__TASK GOAL__: Extract the records in full, leaving every picture out.

— begin THE DATA —

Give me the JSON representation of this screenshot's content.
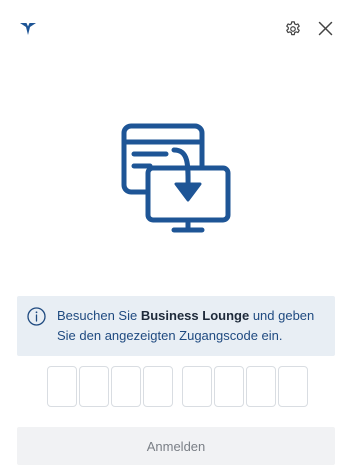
{
  "header": {
    "logo_icon": "airline-logo-icon",
    "settings_icon": "gear-icon",
    "close_icon": "close-icon"
  },
  "hero": {
    "icon": "transfer-to-monitor-icon",
    "color": "#1e5596"
  },
  "info": {
    "icon": "info-icon",
    "text_before": "Besuchen Sie ",
    "highlight": "Business Lounge",
    "text_after": " und geben Sie den angezeigten Zugangscode ein.",
    "background": "#e8eef4"
  },
  "code": {
    "cells": [
      "",
      "",
      "",
      "",
      "",
      "",
      "",
      ""
    ]
  },
  "actions": {
    "login_label": "Anmelden"
  }
}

— end THE DATA —

__EXERCISE RESULT__:
Give me the JSON representation of this screenshot's content.
{
  "header": {
    "logo_icon": "airline-logo-icon",
    "settings_icon": "gear-icon",
    "close_icon": "close-icon"
  },
  "hero": {
    "icon": "transfer-to-monitor-icon",
    "color": "#1e5596"
  },
  "info": {
    "icon": "info-icon",
    "text_before": "Besuchen Sie ",
    "highlight": "Business Lounge",
    "text_after": " und geben Sie den angezeigten Zugangscode ein.",
    "background": "#e8eef4"
  },
  "code": {
    "cells": [
      "",
      "",
      "",
      "",
      "",
      "",
      "",
      ""
    ]
  },
  "actions": {
    "login_label": "Anmelden"
  }
}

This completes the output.